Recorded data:
------------------------------
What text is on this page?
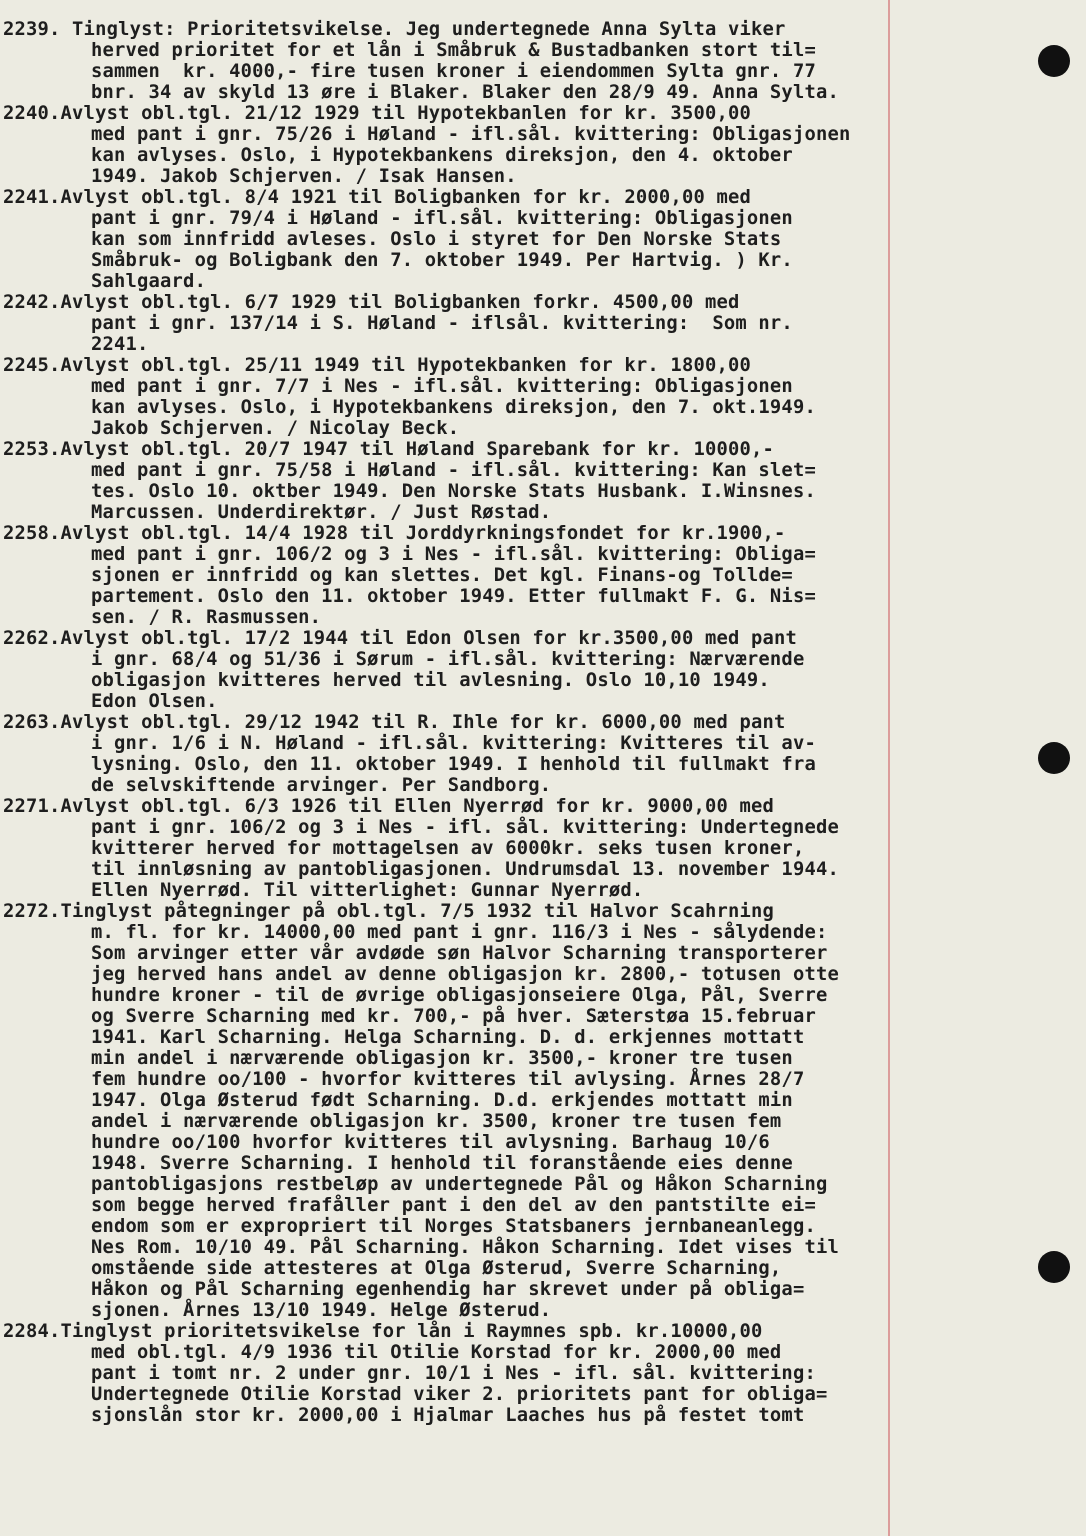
2239. Tinglyst: Prioritetsvikelse. Jeg undertegnede Anna Sylta viker
herved prioritet for et lån i Småbruk & Bustadbanken stort til=
sammen  kr. 4000,- fire tusen kroner i eiendommen Sylta gnr. 77
bnr. 34 av skyld 13 øre i Blaker. Blaker den 28/9 49. Anna Sylta.
2240.Avlyst obl.tgl. 21/12 1929 til Hypotekbanlen for kr. 3500,00
med pant i gnr. 75/26 i Høland - ifl.sål. kvittering: Obligasjonen
kan avlyses. Oslo, i Hypotekbankens direksjon, den 4. oktober
1949. Jakob Schjerven. / Isak Hansen.
2241.Avlyst obl.tgl. 8/4 1921 til Boligbanken for kr. 2000,00 med
pant i gnr. 79/4 i Høland - ifl.sål. kvittering: Obligasjonen
kan som innfridd avleses. Oslo i styret for Den Norske Stats
Småbruk- og Boligbank den 7. oktober 1949. Per Hartvig. ) Kr.
Sahlgaard.
2242.Avlyst obl.tgl. 6/7 1929 til Boligbanken forkr. 4500,00 med
pant i gnr. 137/14 i S. Høland - iflsål. kvittering:  Som nr.
2241.
2245.Avlyst obl.tgl. 25/11 1949 til Hypotekbanken for kr. 1800,00
med pant i gnr. 7/7 i Nes - ifl.sål. kvittering: Obligasjonen
kan avlyses. Oslo, i Hypotekbankens direksjon, den 7. okt.1949.
Jakob Schjerven. / Nicolay Beck.
2253.Avlyst obl.tgl. 20/7 1947 til Høland Sparebank for kr. 10000,-
med pant i gnr. 75/58 i Høland - ifl.sål. kvittering: Kan slet=
tes. Oslo 10. oktber 1949. Den Norske Stats Husbank. I.Winsnes.
Marcussen. Underdirektør. / Just Røstad.
2258.Avlyst obl.tgl. 14/4 1928 til Jorddyrkningsfondet for kr.1900,-
med pant i gnr. 106/2 og 3 i Nes - ifl.sål. kvittering: Obliga=
sjonen er innfridd og kan slettes. Det kgl. Finans-og Tollde=
partement. Oslo den 11. oktober 1949. Etter fullmakt F. G. Nis=
sen. / R. Rasmussen.
2262.Avlyst obl.tgl. 17/2 1944 til Edon Olsen for kr.3500,00 med pant
i gnr. 68/4 og 51/36 i Sørum - ifl.sål. kvittering: Nærværende
obligasjon kvitteres herved til avlesning. Oslo 10,10 1949.
Edon Olsen.
2263.Avlyst obl.tgl. 29/12 1942 til R. Ihle for kr. 6000,00 med pant
i gnr. 1/6 i N. Høland - ifl.sål. kvittering: Kvitteres til av-
lysning. Oslo, den 11. oktober 1949. I henhold til fullmakt fra
de selvskiftende arvinger. Per Sandborg.
2271.Avlyst obl.tgl. 6/3 1926 til Ellen Nyerrød for kr. 9000,00 med
pant i gnr. 106/2 og 3 i Nes - ifl. sål. kvittering: Undertegnede
kvitterer herved for mottagelsen av 6000kr. seks tusen kroner,
til innløsning av pantobligasjonen. Undrumsdal 13. november 1944.
Ellen Nyerrød. Til vitterlighet: Gunnar Nyerrød.
2272.Tinglyst påtegninger på obl.tgl. 7/5 1932 til Halvor Scahrning
m. fl. for kr. 14000,00 med pant i gnr. 116/3 i Nes - sålydende:
Som arvinger etter vår avdøde søn Halvor Scharning transporterer
jeg herved hans andel av denne obligasjon kr. 2800,- totusen otte
hundre kroner - til de øvrige obligasjonseiere Olga, Pål, Sverre
og Sverre Scharning med kr. 700,- på hver. Sæterstøa 15.februar
1941. Karl Scharning. Helga Scharning. D. d. erkjennes mottatt
min andel i nærværende obligasjon kr. 3500,- kroner tre tusen
fem hundre oo/100 - hvorfor kvitteres til avlysing. Årnes 28/7
1947. Olga Østerud født Scharning. D.d. erkjendes mottatt min
andel i nærværende obligasjon kr. 3500, kroner tre tusen fem
hundre oo/100 hvorfor kvitteres til avlysning. Barhaug 10/6
1948. Sverre Scharning. I henhold til foranstående eies denne
pantobligasjons restbeløp av undertegnede Pål og Håkon Scharning
som begge herved frafåller pant i den del av den pantstilte ei=
endom som er expropriert til Norges Statsbaners jernbaneanlegg.
Nes Rom. 10/10 49. Pål Scharning. Håkon Scharning. Idet vises til
omstående side attesteres at Olga Østerud, Sverre Scharning,
Håkon og Pål Scharning egenhendig har skrevet under på obliga=
sjonen. Årnes 13/10 1949. Helge Østerud.
2284.Tinglyst prioritetsvikelse for lån i Raymnes spb. kr.10000,00
med obl.tgl. 4/9 1936 til Otilie Korstad for kr. 2000,00 med
pant i tomt nr. 2 under gnr. 10/1 i Nes - ifl. sål. kvittering:
Undertegnede Otilie Korstad viker 2. prioritets pant for obliga=
sjonslån stor kr. 2000,00 i Hjalmar Laaches hus på festet tomt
------------------------------
_WORK INSTRUCTIONS_
Nothing but the pictures may be dropped; output the records above exactly.

_RESPONSE BELOW_
What text is on this page?
2239. Tinglyst: Prioritetsvikelse. Jeg undertegnede Anna Sylta viker
herved prioritet for et lån i Småbruk & Bustadbanken stort til=
sammen  kr. 4000,- fire tusen kroner i eiendommen Sylta gnr. 77
bnr. 34 av skyld 13 øre i Blaker. Blaker den 28/9 49. Anna Sylta.
2240.Avlyst obl.tgl. 21/12 1929 til Hypotekbanlen for kr. 3500,00
med pant i gnr. 75/26 i Høland - ifl.sål. kvittering: Obligasjonen
kan avlyses. Oslo, i Hypotekbankens direksjon, den 4. oktober
1949. Jakob Schjerven. / Isak Hansen.
2241.Avlyst obl.tgl. 8/4 1921 til Boligbanken for kr. 2000,00 med
pant i gnr. 79/4 i Høland - ifl.sål. kvittering: Obligasjonen
kan som innfridd avleses. Oslo i styret for Den Norske Stats
Småbruk- og Boligbank den 7. oktober 1949. Per Hartvig. ) Kr.
Sahlgaard.
2242.Avlyst obl.tgl. 6/7 1929 til Boligbanken forkr. 4500,00 med
pant i gnr. 137/14 i S. Høland - iflsål. kvittering:  Som nr.
2241.
2245.Avlyst obl.tgl. 25/11 1949 til Hypotekbanken for kr. 1800,00
med pant i gnr. 7/7 i Nes - ifl.sål. kvittering: Obligasjonen
kan avlyses. Oslo, i Hypotekbankens direksjon, den 7. okt.1949.
Jakob Schjerven. / Nicolay Beck.
2253.Avlyst obl.tgl. 20/7 1947 til Høland Sparebank for kr. 10000,-
med pant i gnr. 75/58 i Høland - ifl.sål. kvittering: Kan slet=
tes. Oslo 10. oktber 1949. Den Norske Stats Husbank. I.Winsnes.
Marcussen. Underdirektør. / Just Røstad.
2258.Avlyst obl.tgl. 14/4 1928 til Jorddyrkningsfondet for kr.1900,-
med pant i gnr. 106/2 og 3 i Nes - ifl.sål. kvittering: Obliga=
sjonen er innfridd og kan slettes. Det kgl. Finans-og Tollde=
partement. Oslo den 11. oktober 1949. Etter fullmakt F. G. Nis=
sen. / R. Rasmussen.
2262.Avlyst obl.tgl. 17/2 1944 til Edon Olsen for kr.3500,00 med pant
i gnr. 68/4 og 51/36 i Sørum - ifl.sål. kvittering: Nærværende
obligasjon kvitteres herved til avlesning. Oslo 10,10 1949.
Edon Olsen.
2263.Avlyst obl.tgl. 29/12 1942 til R. Ihle for kr. 6000,00 med pant
i gnr. 1/6 i N. Høland - ifl.sål. kvittering: Kvitteres til av-
lysning. Oslo, den 11. oktober 1949. I henhold til fullmakt fra
de selvskiftende arvinger. Per Sandborg.
2271.Avlyst obl.tgl. 6/3 1926 til Ellen Nyerrød for kr. 9000,00 med
pant i gnr. 106/2 og 3 i Nes - ifl. sål. kvittering: Undertegnede
kvitterer herved for mottagelsen av 6000kr. seks tusen kroner,
til innløsning av pantobligasjonen. Undrumsdal 13. november 1944.
Ellen Nyerrød. Til vitterlighet: Gunnar Nyerrød.
2272.Tinglyst påtegninger på obl.tgl. 7/5 1932 til Halvor Scahrning
m. fl. for kr. 14000,00 med pant i gnr. 116/3 i Nes - sålydende:
Som arvinger etter vår avdøde søn Halvor Scharning transporterer
jeg herved hans andel av denne obligasjon kr. 2800,- totusen otte
hundre kroner - til de øvrige obligasjonseiere Olga, Pål, Sverre
og Sverre Scharning med kr. 700,- på hver. Sæterstøa 15.februar
1941. Karl Scharning. Helga Scharning. D. d. erkjennes mottatt
min andel i nærværende obligasjon kr. 3500,- kroner tre tusen
fem hundre oo/100 - hvorfor kvitteres til avlysing. Årnes 28/7
1947. Olga Østerud født Scharning. D.d. erkjendes mottatt min
andel i nærværende obligasjon kr. 3500, kroner tre tusen fem
hundre oo/100 hvorfor kvitteres til avlysning. Barhaug 10/6
1948. Sverre Scharning. I henhold til foranstående eies denne
pantobligasjons restbeløp av undertegnede Pål og Håkon Scharning
som begge herved frafåller pant i den del av den pantstilte ei=
endom som er expropriert til Norges Statsbaners jernbaneanlegg.
Nes Rom. 10/10 49. Pål Scharning. Håkon Scharning. Idet vises til
omstående side attesteres at Olga Østerud, Sverre Scharning,
Håkon og Pål Scharning egenhendig har skrevet under på obliga=
sjonen. Årnes 13/10 1949. Helge Østerud.
2284.Tinglyst prioritetsvikelse for lån i Raymnes spb. kr.10000,00
med obl.tgl. 4/9 1936 til Otilie Korstad for kr. 2000,00 med
pant i tomt nr. 2 under gnr. 10/1 i Nes - ifl. sål. kvittering:
Undertegnede Otilie Korstad viker 2. prioritets pant for obliga=
sjonslån stor kr. 2000,00 i Hjalmar Laaches hus på festet tomt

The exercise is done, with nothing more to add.